▸ Exercise: Your reply should reproduce each record precisely as written.

======== The records ========

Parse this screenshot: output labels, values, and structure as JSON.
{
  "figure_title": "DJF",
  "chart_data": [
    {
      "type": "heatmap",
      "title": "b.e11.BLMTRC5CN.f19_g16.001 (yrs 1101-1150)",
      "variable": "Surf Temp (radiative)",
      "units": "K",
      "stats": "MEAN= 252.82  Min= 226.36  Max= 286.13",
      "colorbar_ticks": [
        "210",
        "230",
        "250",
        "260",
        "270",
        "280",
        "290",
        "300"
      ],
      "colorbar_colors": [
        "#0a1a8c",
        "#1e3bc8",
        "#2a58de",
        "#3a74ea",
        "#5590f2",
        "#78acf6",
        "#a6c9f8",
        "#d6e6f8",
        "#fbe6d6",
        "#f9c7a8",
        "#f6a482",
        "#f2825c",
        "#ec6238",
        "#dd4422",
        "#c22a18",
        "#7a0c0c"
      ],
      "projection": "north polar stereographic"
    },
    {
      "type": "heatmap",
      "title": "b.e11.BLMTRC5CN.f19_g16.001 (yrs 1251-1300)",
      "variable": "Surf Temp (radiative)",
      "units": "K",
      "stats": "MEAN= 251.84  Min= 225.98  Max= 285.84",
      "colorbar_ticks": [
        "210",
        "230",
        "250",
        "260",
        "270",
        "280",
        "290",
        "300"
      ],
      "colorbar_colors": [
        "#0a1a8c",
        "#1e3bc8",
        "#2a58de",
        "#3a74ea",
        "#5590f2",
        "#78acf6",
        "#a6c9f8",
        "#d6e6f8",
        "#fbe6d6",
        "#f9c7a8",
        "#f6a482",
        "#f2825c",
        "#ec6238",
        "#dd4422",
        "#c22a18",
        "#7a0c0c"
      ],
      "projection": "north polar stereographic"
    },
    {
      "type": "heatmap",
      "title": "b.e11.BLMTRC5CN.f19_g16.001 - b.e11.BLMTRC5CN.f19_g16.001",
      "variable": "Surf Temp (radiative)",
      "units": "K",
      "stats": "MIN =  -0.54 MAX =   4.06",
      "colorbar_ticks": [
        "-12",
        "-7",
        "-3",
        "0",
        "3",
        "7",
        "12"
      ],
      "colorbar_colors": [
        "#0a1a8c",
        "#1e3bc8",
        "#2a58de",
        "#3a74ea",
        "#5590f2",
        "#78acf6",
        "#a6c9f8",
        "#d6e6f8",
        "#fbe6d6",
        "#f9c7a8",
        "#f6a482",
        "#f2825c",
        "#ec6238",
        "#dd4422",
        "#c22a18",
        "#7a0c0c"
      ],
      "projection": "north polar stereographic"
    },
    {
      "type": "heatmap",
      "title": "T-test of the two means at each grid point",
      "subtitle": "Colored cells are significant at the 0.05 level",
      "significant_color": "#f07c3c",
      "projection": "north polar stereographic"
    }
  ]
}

========

▸ Result:
Parse this screenshot: output labels, values, and structure as JSON.
{
  "figure_title": "DJF",
  "chart_data": [
    {
      "type": "heatmap",
      "title": "b.e11.BLMTRC5CN.f19_g16.001 (yrs 1101-1150)",
      "variable": "Surf Temp (radiative)",
      "units": "K",
      "stats": "MEAN= 252.82  Min= 226.36  Max= 286.13",
      "colorbar_ticks": [
        "210",
        "230",
        "250",
        "260",
        "270",
        "280",
        "290",
        "300"
      ],
      "colorbar_colors": [
        "#0a1a8c",
        "#1e3bc8",
        "#2a58de",
        "#3a74ea",
        "#5590f2",
        "#78acf6",
        "#a6c9f8",
        "#d6e6f8",
        "#fbe6d6",
        "#f9c7a8",
        "#f6a482",
        "#f2825c",
        "#ec6238",
        "#dd4422",
        "#c22a18",
        "#7a0c0c"
      ],
      "projection": "north polar stereographic"
    },
    {
      "type": "heatmap",
      "title": "b.e11.BLMTRC5CN.f19_g16.001 (yrs 1251-1300)",
      "variable": "Surf Temp (radiative)",
      "units": "K",
      "stats": "MEAN= 251.84  Min= 225.98  Max= 285.84",
      "colorbar_ticks": [
        "210",
        "230",
        "250",
        "260",
        "270",
        "280",
        "290",
        "300"
      ],
      "colorbar_colors": [
        "#0a1a8c",
        "#1e3bc8",
        "#2a58de",
        "#3a74ea",
        "#5590f2",
        "#78acf6",
        "#a6c9f8",
        "#d6e6f8",
        "#fbe6d6",
        "#f9c7a8",
        "#f6a482",
        "#f2825c",
        "#ec6238",
        "#dd4422",
        "#c22a18",
        "#7a0c0c"
      ],
      "projection": "north polar stereographic"
    },
    {
      "type": "heatmap",
      "title": "b.e11.BLMTRC5CN.f19_g16.001 - b.e11.BLMTRC5CN.f19_g16.001",
      "variable": "Surf Temp (radiative)",
      "units": "K",
      "stats": "MIN =  -0.54 MAX =   4.06",
      "colorbar_ticks": [
        "-12",
        "-7",
        "-3",
        "0",
        "3",
        "7",
        "12"
      ],
      "colorbar_colors": [
        "#0a1a8c",
        "#1e3bc8",
        "#2a58de",
        "#3a74ea",
        "#5590f2",
        "#78acf6",
        "#a6c9f8",
        "#d6e6f8",
        "#fbe6d6",
        "#f9c7a8",
        "#f6a482",
        "#f2825c",
        "#ec6238",
        "#dd4422",
        "#c22a18",
        "#7a0c0c"
      ],
      "projection": "north polar stereographic"
    },
    {
      "type": "heatmap",
      "title": "T-test of the two means at each grid point",
      "subtitle": "Colored cells are significant at the 0.05 level",
      "significant_color": "#f07c3c",
      "projection": "north polar stereographic"
    }
  ]
}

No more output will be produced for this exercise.